[WRITTEN TASK]: In the material below, find all lines with the string "content" and copy them.

[DATA FOR THIS TASK]:

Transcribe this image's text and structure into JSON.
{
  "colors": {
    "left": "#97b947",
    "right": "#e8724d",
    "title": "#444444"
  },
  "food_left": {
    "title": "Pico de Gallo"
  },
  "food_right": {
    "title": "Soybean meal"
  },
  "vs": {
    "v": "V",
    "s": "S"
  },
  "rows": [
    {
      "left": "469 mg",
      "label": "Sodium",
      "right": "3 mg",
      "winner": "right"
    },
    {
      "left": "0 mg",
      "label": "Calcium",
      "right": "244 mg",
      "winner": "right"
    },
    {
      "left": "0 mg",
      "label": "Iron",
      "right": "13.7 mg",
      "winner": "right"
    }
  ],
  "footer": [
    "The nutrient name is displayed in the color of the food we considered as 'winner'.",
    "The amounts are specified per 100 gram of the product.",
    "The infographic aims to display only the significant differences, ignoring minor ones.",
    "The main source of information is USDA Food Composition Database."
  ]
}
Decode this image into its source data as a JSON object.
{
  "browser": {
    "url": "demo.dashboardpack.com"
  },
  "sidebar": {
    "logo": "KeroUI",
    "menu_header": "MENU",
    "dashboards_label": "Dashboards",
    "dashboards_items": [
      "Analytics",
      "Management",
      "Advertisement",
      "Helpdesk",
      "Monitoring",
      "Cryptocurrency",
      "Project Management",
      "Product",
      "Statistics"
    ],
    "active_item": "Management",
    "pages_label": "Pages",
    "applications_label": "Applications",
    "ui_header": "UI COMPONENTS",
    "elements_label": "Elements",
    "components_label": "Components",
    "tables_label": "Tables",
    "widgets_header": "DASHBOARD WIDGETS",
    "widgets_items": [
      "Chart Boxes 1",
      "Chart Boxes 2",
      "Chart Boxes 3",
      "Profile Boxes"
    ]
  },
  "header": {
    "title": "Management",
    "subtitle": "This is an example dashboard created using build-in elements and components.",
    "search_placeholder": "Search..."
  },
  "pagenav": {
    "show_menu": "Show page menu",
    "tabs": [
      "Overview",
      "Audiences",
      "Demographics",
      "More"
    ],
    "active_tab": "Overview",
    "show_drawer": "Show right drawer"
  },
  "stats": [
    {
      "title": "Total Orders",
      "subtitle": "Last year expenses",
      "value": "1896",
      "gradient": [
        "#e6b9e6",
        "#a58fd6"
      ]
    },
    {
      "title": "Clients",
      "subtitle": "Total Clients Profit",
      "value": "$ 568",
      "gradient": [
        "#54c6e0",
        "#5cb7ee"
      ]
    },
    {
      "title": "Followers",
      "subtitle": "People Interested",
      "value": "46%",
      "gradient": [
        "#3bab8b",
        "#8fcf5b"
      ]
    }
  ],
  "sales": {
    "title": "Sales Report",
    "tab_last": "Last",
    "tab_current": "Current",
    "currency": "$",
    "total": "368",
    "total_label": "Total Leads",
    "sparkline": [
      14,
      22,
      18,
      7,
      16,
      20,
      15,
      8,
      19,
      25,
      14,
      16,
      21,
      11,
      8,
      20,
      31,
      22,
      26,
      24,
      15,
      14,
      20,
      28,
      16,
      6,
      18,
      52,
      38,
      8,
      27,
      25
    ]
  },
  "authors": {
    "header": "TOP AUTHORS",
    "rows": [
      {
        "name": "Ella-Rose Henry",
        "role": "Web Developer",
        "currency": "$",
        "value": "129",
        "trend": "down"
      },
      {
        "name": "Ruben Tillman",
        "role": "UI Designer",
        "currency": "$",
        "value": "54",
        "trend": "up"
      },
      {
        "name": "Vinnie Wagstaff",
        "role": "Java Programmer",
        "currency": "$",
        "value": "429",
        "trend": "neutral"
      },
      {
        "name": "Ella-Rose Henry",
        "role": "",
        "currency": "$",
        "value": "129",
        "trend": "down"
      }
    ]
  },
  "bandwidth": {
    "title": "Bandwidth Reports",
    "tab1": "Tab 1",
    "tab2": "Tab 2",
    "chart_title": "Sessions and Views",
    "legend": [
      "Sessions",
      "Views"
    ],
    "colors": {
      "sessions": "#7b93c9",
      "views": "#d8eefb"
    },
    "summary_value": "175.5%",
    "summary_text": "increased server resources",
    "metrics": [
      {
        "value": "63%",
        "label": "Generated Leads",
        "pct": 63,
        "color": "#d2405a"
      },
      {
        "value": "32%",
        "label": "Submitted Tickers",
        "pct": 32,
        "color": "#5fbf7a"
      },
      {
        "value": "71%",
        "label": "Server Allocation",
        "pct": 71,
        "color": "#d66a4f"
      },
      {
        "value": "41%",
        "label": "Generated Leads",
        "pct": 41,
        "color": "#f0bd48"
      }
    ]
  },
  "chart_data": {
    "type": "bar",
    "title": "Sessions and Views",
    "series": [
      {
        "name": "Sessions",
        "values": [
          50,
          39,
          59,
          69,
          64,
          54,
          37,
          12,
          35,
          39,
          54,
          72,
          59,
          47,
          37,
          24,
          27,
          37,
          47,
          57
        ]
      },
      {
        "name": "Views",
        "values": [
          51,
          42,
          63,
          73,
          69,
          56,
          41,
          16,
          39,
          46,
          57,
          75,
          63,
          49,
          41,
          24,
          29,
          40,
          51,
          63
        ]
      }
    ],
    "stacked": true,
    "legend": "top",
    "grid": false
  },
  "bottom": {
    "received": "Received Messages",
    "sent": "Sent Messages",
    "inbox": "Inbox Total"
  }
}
...
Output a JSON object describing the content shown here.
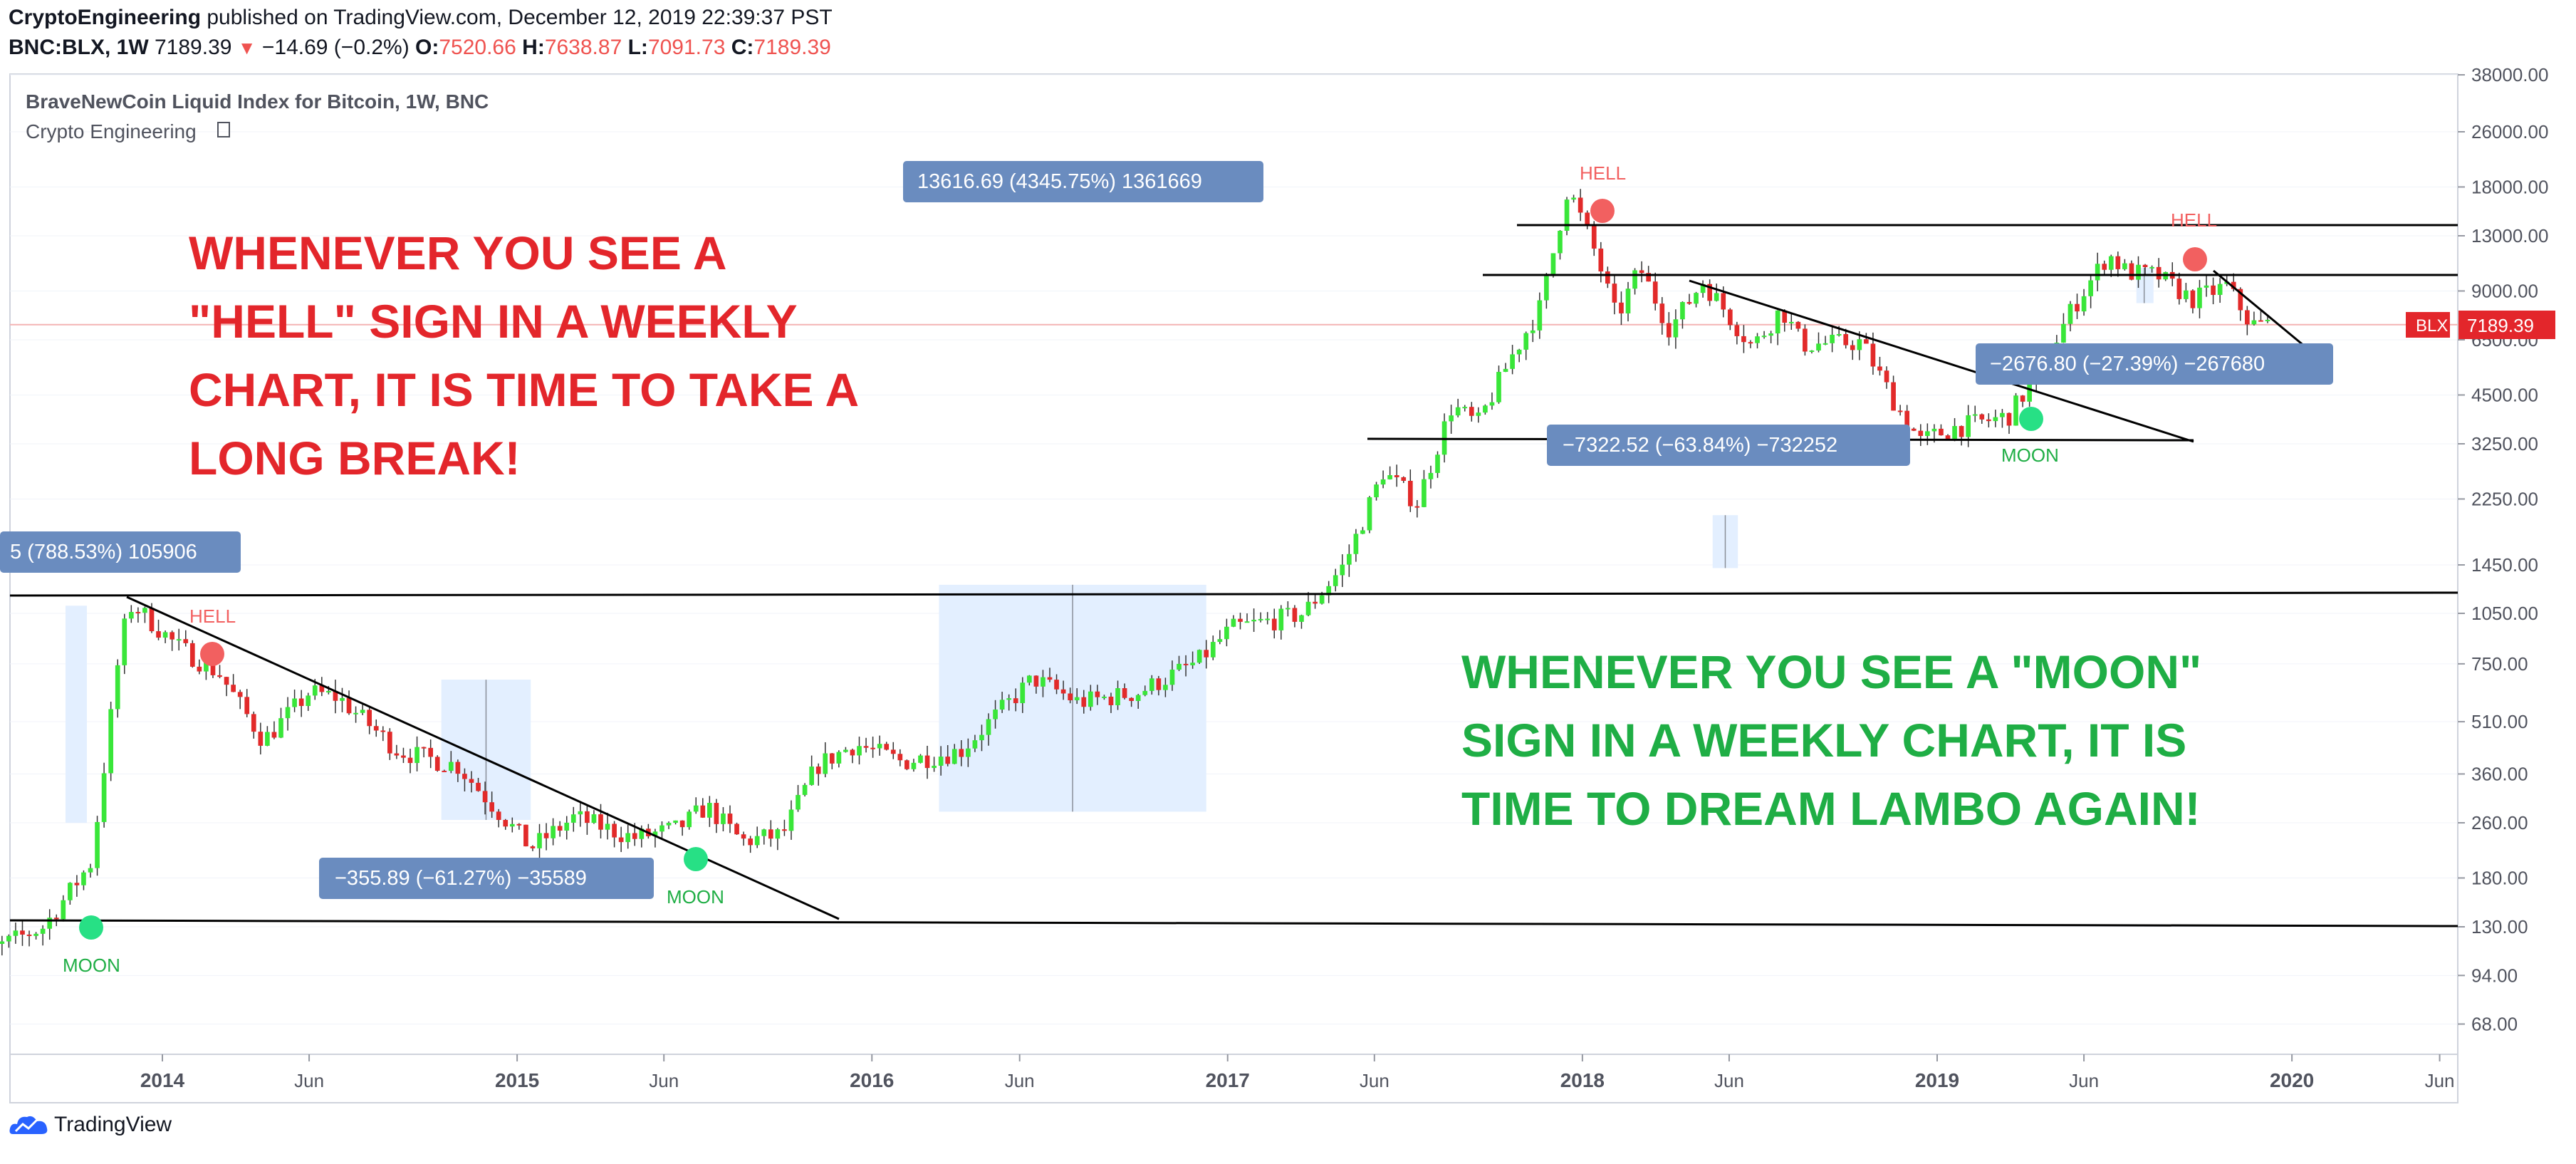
...
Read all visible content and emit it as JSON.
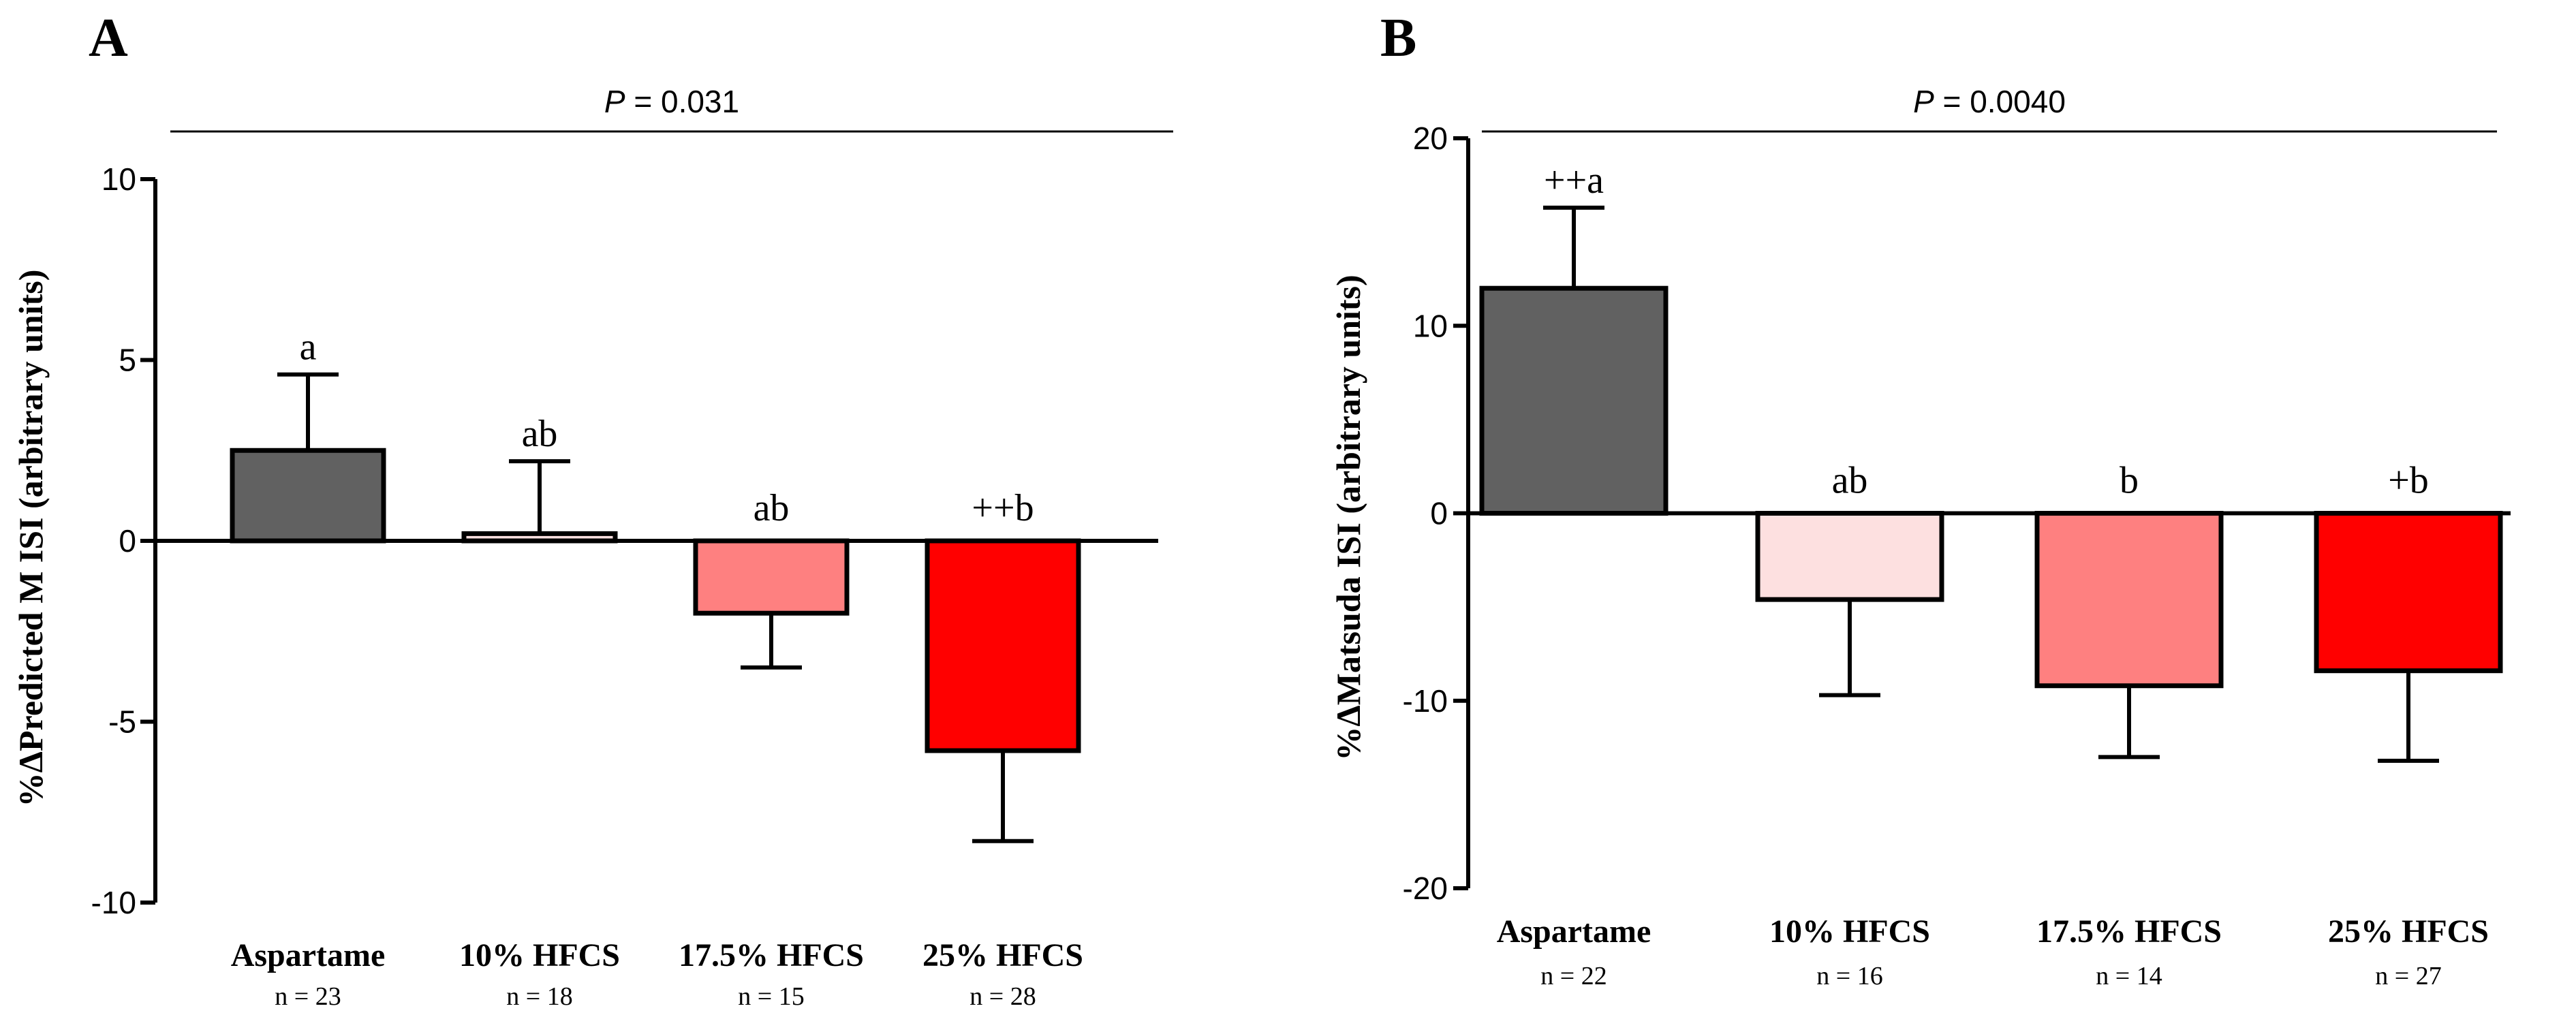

[COMPLETE ANSWER]:
Output a JSON object describing the content shown here.
Read all visible content and emit it as JSON.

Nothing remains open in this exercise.